Goal: Reproduce the material in full, unchanged.

Data:
+ + + +

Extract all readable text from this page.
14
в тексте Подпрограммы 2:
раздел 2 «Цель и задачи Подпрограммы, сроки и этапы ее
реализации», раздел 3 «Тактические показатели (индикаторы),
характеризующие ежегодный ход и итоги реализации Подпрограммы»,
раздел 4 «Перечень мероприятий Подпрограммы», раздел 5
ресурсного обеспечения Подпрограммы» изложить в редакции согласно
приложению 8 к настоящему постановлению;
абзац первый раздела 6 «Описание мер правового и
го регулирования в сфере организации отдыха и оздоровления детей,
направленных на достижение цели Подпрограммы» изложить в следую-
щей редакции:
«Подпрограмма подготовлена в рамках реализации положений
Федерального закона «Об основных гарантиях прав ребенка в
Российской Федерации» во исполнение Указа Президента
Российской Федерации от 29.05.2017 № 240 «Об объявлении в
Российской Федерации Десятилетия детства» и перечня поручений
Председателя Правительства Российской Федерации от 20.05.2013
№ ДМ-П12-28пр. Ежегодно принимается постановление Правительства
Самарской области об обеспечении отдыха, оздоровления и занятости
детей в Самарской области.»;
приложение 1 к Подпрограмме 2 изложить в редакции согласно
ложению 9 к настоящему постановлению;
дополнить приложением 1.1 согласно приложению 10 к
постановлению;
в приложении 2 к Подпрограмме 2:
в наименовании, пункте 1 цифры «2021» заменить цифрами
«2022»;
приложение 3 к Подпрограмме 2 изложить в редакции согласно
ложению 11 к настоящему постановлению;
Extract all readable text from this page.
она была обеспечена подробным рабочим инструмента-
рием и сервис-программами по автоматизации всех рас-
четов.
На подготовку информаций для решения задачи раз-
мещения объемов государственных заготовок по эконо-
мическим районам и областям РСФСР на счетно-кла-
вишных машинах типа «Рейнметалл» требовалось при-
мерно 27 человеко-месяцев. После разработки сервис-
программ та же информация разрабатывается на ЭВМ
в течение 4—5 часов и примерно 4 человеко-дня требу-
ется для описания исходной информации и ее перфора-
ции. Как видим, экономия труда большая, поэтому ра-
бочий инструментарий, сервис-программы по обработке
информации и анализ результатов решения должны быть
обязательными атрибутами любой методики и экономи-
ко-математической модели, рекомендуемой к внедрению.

+ + + +

Exercise output:
Extract all readable text from this page.
14
в тексте Подпрограммы 2:
раздел 2 «Цель и задачи Подпрограммы, сроки и этапы ее
реализации», раздел 3 «Тактические показатели (индикаторы),
характеризующие ежегодный ход и итоги реализации Подпрограммы»,
раздел 4 «Перечень мероприятий Подпрограммы», раздел 5
ресурсного обеспечения Подпрограммы» изложить в редакции согласно
приложению 8 к настоящему постановлению;
абзац первый раздела 6 «Описание мер правового и
го регулирования в сфере организации отдыха и оздоровления детей,
направленных на достижение цели Подпрограммы» изложить в следую-
щей редакции:
«Подпрограмма подготовлена в рамках реализации положений
Федерального закона «Об основных гарантиях прав ребенка в
Российской Федерации» во исполнение Указа Президента
Российской Федерации от 29.05.2017 № 240 «Об объявлении в
Российской Федерации Десятилетия детства» и перечня поручений
Председателя Правительства Российской Федерации от 20.05.2013
№ ДМ-П12-28пр. Ежегодно принимается постановление Правительства
Самарской области об обеспечении отдыха, оздоровления и занятости
детей в Самарской области.»;
приложение 1 к Подпрограмме 2 изложить в редакции согласно
ложению 9 к настоящему постановлению;
дополнить приложением 1.1 согласно приложению 10 к
постановлению;
в приложении 2 к Подпрограмме 2:
в наименовании, пункте 1 цифры «2021» заменить цифрами
«2022»;
приложение 3 к Подпрограмме 2 изложить в редакции согласно
ложению 11 к настоящему постановлению;
Extract all readable text from this page.
она была обеспечена подробным рабочим инструмента-
рием и сервис-программами по автоматизации всех рас-
четов.
На подготовку информаций для решения задачи раз-
мещения объемов государственных заготовок по эконо-
мическим районам и областям РСФСР на счетно-кла-
вишных машинах типа «Рейнметалл» требовалось при-
мерно 27 человеко-месяцев. После разработки сервис-
программ та же информация разрабатывается на ЭВМ
в течение 4—5 часов и примерно 4 человеко-дня требу-
ется для описания исходной информации и ее перфора-
ции. Как видим, экономия труда большая, поэтому ра-
бочий инструментарий, сервис-программы по обработке
информации и анализ результатов решения должны быть
обязательными атрибутами любой методики и экономи-
ко-математической модели, рекомендуемой к внедрению.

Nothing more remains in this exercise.